- **EXTRACTED DATA**
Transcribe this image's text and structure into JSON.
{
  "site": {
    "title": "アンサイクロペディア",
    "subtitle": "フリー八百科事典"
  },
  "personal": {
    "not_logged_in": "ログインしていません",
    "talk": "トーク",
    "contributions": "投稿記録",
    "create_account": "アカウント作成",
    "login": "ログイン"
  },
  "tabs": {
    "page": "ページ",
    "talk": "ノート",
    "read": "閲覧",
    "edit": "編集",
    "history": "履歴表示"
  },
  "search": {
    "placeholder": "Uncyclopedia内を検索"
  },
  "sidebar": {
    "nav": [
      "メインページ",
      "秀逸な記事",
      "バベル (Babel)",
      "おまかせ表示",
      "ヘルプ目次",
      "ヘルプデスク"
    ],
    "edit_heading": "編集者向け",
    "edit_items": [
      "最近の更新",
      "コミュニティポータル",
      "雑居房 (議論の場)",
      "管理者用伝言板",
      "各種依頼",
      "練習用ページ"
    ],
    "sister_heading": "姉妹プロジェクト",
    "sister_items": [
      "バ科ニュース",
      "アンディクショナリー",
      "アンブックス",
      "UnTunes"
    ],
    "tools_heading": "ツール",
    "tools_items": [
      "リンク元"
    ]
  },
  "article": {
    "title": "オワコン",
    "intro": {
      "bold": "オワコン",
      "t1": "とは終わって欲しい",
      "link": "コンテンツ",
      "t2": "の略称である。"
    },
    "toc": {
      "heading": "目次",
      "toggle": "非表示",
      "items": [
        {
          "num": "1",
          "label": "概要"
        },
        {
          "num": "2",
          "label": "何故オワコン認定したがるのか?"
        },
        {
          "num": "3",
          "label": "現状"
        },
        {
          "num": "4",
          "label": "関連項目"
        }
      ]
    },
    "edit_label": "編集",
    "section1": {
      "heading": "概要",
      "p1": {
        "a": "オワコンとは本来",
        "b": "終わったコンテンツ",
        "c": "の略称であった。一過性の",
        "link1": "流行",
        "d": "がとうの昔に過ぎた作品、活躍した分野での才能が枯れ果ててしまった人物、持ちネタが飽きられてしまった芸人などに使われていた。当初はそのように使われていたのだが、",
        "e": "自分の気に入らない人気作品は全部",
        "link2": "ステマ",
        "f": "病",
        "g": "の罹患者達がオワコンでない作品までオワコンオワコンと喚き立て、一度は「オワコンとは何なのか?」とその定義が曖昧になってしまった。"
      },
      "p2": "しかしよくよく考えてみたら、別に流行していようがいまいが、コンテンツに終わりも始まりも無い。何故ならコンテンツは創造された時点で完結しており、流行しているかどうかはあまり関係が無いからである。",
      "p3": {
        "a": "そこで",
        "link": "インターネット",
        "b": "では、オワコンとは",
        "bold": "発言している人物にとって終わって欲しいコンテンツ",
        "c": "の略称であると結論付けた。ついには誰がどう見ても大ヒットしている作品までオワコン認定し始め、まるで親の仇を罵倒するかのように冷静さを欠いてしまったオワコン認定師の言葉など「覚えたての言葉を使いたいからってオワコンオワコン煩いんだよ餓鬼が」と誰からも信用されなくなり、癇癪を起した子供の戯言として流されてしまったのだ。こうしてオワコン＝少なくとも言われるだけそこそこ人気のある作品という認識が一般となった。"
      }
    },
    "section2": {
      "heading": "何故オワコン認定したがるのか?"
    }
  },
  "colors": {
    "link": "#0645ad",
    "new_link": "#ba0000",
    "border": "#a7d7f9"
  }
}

- **STATED EXERCISE**
Tally the lines in the listing that hold "何故オワコン認定したがるのか" and report the number alone.

- **RESPONSE TO THIS TASK**
2